• **WHAT YOU ARE ASKED TO DO**
Scan the lines and state how many carry "Land". Leave out everything but the number.

• **DATASET EXTRACT**
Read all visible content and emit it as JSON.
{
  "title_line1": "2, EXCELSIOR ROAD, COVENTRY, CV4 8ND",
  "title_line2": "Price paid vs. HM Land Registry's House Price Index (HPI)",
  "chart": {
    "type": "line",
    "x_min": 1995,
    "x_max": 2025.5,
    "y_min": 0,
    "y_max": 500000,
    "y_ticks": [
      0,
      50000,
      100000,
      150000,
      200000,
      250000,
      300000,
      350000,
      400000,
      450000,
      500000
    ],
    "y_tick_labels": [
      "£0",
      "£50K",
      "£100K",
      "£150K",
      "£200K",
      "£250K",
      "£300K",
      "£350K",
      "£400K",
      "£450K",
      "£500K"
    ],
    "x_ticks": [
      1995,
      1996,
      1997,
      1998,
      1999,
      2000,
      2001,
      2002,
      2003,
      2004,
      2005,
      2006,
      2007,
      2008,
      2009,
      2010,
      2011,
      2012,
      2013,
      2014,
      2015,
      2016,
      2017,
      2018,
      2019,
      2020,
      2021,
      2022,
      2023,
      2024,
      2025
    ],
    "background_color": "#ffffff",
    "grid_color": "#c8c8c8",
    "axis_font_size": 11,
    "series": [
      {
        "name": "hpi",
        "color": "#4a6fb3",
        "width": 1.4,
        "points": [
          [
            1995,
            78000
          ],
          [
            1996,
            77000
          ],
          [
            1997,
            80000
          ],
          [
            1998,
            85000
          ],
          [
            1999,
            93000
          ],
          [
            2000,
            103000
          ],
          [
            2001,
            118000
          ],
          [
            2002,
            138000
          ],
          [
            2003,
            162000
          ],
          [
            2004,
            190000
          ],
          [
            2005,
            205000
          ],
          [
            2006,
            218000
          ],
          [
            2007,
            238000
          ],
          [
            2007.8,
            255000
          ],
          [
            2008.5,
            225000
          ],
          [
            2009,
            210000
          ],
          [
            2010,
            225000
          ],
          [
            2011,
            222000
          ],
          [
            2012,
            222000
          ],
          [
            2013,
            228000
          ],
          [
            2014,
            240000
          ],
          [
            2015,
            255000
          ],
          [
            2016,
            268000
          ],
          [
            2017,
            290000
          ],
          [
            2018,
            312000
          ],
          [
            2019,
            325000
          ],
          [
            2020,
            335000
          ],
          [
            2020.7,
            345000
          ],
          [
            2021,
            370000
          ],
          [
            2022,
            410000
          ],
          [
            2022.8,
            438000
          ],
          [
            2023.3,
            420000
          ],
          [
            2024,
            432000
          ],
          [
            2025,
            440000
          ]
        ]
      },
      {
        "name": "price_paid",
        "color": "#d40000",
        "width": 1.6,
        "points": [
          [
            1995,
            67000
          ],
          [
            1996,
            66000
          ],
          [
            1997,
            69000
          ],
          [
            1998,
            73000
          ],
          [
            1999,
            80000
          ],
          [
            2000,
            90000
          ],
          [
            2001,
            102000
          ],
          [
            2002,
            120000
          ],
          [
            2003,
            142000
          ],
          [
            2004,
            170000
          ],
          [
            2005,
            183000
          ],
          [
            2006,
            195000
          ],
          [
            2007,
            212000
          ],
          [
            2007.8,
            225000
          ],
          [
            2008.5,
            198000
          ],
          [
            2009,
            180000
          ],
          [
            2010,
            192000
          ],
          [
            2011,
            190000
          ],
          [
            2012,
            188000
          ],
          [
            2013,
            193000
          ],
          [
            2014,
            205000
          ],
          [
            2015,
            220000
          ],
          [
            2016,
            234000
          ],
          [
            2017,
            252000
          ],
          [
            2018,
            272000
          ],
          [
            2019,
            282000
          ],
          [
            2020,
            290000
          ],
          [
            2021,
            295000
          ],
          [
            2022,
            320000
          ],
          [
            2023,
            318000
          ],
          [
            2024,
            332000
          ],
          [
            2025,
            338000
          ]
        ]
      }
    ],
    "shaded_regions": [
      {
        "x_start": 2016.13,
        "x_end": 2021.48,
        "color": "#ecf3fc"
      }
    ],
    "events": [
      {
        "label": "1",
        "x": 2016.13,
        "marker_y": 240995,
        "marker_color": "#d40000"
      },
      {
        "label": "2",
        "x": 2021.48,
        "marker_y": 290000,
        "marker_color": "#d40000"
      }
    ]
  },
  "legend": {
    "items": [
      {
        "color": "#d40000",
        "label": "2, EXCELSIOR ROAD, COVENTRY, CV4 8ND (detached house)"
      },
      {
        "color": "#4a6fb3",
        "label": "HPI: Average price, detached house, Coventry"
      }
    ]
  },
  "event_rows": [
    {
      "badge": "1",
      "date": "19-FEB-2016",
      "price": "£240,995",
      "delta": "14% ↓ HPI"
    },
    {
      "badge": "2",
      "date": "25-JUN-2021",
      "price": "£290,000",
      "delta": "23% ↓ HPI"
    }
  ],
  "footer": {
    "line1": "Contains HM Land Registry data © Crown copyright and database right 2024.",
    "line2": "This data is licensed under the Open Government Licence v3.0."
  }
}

• **TASK OUTPUT**
2